§ Saved entries
════
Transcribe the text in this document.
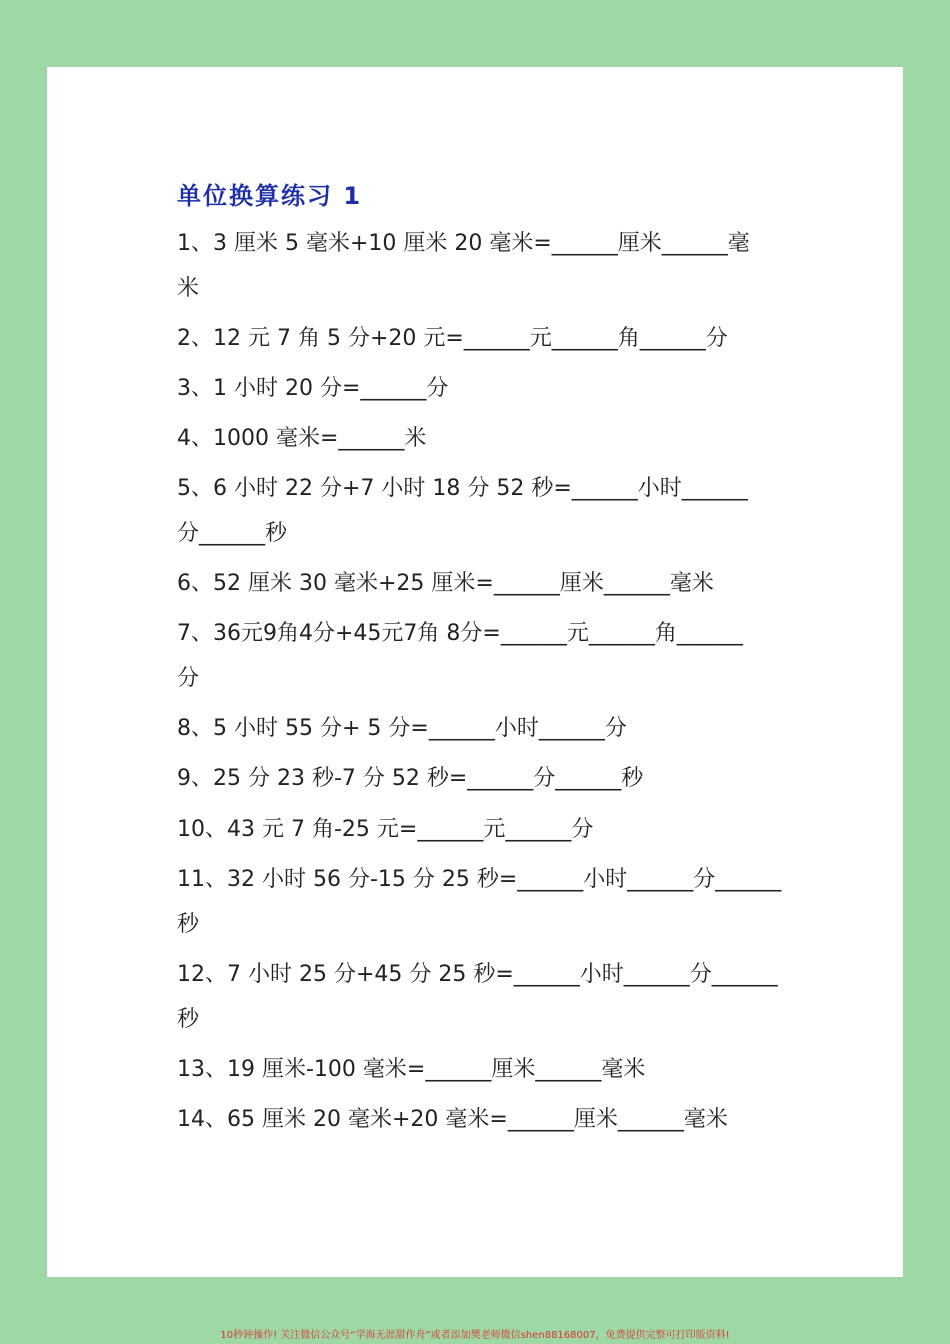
单位换算练习 1
1、3 厘米 5 毫米+10 厘米 20 毫米=______厘米______毫
米
2、12 元 7 角 5 分+20 元=______元______角______分
3、1 小时 20 分=______分
4、1000 毫米=______米
5、6 小时 22 分+7 小时 18 分 52 秒=______小时______
分______秒
6、52 厘米 30 毫米+25 厘米=______厘米______毫米
7、36元9角4分+45元7角 8分=______元______角______
分
8、5 小时 55 分+ 5 分=______小时______分
9、25 分 23 秒-7 分 52 秒=______分______秒
10、43 元 7 角-25 元=______元______分
11、32 小时 56 分-15 分 25 秒=______小时______分______
秒
12、7 小时 25 分+45 分 25 秒=______小时______分______
秒
13、19 厘米-100 毫米=______厘米______毫米
14、65 厘米 20 毫米+20 毫米=______厘米______毫米
10秒钟操作! 关注微信公众号“学海无涯甜作舟”或者添加樊老师微信shen88168007，免费提供完整可打印版资料!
════
§ WRITTEN PROBLEM
Return each line of the data, keeping its wording exact and omitting pictures.

§ OUTPUT BELOW
Transcribe the text in this document.
单位换算练习 1
1、3 厘米 5 毫米+10 厘米 20 毫米=______厘米______毫
米
2、12 元 7 角 5 分+20 元=______元______角______分
3、1 小时 20 分=______分
4、1000 毫米=______米
5、6 小时 22 分+7 小时 18 分 52 秒=______小时______
分______秒
6、52 厘米 30 毫米+25 厘米=______厘米______毫米
7、36元9角4分+45元7角 8分=______元______角______
分
8、5 小时 55 分+ 5 分=______小时______分
9、25 分 23 秒-7 分 52 秒=______分______秒
10、43 元 7 角-25 元=______元______分
11、32 小时 56 分-15 分 25 秒=______小时______分______
秒
12、7 小时 25 分+45 分 25 秒=______小时______分______
秒
13、19 厘米-100 毫米=______厘米______毫米
14、65 厘米 20 毫米+20 毫米=______厘米______毫米
10秒钟操作! 关注微信公众号“学海无涯甜作舟”或者添加樊老师微信shen88168007，免费提供完整可打印版资料!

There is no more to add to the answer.